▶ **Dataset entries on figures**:
---+---

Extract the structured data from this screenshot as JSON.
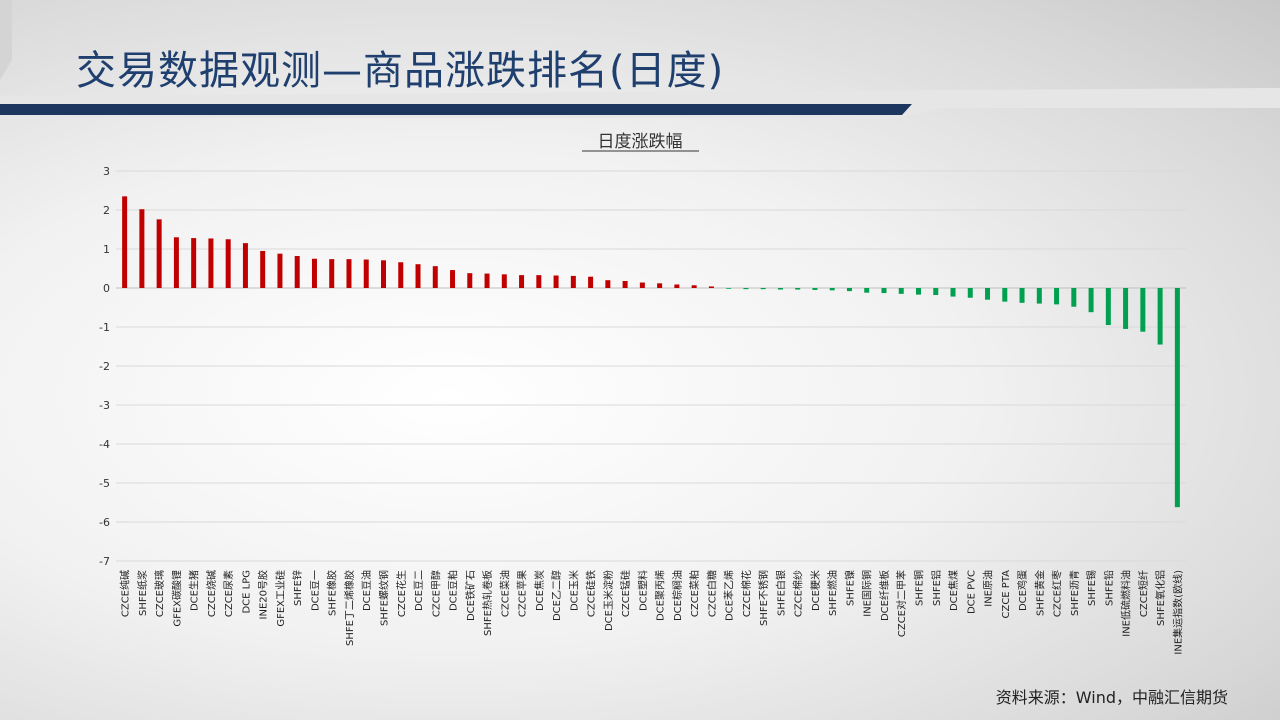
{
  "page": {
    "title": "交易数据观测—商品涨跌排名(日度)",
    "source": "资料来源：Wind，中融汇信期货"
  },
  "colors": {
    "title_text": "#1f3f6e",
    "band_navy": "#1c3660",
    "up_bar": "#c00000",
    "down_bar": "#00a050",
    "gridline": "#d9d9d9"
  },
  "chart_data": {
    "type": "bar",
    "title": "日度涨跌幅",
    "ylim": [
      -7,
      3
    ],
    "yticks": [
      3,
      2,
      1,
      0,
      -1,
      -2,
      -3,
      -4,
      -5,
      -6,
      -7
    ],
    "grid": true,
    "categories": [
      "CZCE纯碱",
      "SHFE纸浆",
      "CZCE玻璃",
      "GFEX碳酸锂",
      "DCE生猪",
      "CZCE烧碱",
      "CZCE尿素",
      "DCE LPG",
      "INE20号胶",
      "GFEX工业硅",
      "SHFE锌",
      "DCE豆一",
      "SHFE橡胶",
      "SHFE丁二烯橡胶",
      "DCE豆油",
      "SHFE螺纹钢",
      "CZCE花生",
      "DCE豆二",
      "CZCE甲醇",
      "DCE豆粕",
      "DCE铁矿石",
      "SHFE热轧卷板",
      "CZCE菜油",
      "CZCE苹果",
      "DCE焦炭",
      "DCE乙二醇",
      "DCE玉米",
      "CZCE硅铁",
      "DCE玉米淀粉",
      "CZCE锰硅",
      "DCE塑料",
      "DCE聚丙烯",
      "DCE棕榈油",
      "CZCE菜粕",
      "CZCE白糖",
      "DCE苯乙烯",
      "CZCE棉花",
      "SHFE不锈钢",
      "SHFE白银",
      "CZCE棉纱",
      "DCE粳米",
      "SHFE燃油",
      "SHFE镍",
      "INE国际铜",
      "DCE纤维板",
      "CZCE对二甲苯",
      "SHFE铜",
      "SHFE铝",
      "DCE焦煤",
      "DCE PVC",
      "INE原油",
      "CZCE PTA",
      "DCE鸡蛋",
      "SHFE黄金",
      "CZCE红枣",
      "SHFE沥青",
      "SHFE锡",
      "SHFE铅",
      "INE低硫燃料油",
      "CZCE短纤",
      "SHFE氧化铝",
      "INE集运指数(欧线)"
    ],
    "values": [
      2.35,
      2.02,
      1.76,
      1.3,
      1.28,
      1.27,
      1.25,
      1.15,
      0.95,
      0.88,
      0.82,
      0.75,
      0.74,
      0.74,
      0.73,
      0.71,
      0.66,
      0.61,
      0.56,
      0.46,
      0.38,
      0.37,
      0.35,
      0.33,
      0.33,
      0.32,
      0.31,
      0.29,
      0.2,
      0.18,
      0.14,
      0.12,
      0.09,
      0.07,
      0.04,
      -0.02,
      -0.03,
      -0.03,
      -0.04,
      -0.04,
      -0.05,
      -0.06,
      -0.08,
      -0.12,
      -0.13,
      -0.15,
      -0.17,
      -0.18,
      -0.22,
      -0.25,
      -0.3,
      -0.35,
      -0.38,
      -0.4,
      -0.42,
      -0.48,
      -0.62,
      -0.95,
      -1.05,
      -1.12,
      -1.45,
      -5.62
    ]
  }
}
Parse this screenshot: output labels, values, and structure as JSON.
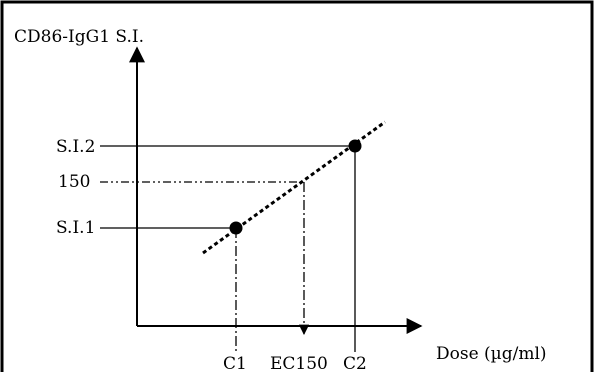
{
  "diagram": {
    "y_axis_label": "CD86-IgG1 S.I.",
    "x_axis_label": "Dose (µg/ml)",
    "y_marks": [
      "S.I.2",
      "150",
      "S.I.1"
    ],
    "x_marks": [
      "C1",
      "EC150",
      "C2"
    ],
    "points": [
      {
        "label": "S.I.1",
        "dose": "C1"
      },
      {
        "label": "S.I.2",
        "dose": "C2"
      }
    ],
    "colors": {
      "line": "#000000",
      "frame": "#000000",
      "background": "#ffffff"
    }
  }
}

---+---

▶ **GOAL OF THE EXERCISE**:
Look through the data above. Find each line with the string "this" and copy it.

▶ **EXERCISE ANSWER**:
Extract the structured data from this screenshot as JSON.
Parse this screenshot: output labels, values, and structure as JSON.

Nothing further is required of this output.